▶ _What to produce_
Which lines of the records below contain the word "name"? Report each of them in full.

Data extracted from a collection
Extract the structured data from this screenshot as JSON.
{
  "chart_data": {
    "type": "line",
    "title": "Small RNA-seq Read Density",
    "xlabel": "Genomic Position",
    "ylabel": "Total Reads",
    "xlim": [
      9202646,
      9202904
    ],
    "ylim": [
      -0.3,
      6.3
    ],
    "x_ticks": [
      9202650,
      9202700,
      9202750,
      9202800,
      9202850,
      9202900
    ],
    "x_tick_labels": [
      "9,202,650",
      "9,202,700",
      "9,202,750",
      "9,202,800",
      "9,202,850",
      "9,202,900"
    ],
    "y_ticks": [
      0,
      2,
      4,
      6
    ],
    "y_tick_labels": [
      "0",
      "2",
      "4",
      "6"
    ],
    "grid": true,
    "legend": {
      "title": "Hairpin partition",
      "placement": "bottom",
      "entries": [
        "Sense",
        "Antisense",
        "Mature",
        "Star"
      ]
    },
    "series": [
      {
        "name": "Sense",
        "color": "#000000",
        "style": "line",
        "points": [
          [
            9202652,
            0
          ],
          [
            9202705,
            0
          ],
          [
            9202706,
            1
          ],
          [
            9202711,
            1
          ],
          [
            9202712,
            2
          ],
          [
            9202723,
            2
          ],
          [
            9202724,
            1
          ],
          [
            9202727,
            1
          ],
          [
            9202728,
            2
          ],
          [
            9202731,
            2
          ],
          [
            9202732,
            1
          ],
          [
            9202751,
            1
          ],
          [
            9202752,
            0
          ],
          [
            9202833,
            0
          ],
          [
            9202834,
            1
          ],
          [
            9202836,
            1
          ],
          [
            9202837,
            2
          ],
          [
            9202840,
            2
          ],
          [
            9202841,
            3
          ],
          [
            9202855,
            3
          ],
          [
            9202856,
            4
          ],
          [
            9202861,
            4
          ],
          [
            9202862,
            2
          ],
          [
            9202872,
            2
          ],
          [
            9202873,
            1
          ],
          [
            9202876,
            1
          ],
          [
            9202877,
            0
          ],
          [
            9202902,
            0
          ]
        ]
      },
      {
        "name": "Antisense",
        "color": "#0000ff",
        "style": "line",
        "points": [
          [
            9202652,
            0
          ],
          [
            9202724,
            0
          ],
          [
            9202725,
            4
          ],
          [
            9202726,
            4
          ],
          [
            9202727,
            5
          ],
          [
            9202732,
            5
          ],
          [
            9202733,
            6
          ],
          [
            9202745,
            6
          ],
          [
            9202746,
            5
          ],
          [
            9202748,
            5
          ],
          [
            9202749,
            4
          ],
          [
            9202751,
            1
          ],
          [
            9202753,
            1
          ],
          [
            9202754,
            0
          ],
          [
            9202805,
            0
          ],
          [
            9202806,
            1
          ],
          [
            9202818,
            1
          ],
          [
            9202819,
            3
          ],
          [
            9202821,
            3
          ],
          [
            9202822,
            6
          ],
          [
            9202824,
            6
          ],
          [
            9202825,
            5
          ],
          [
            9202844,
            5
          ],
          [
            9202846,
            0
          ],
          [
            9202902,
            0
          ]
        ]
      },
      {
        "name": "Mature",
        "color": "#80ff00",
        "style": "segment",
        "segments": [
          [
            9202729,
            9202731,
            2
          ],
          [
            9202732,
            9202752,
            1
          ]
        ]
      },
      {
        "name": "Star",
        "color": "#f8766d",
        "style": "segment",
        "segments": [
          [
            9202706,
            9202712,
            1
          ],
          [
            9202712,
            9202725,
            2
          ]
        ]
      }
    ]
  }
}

▶ _Response box_
        "name": "Sense",
        "name": "Antisense",
        "name": "Mature",
        "name": "Star",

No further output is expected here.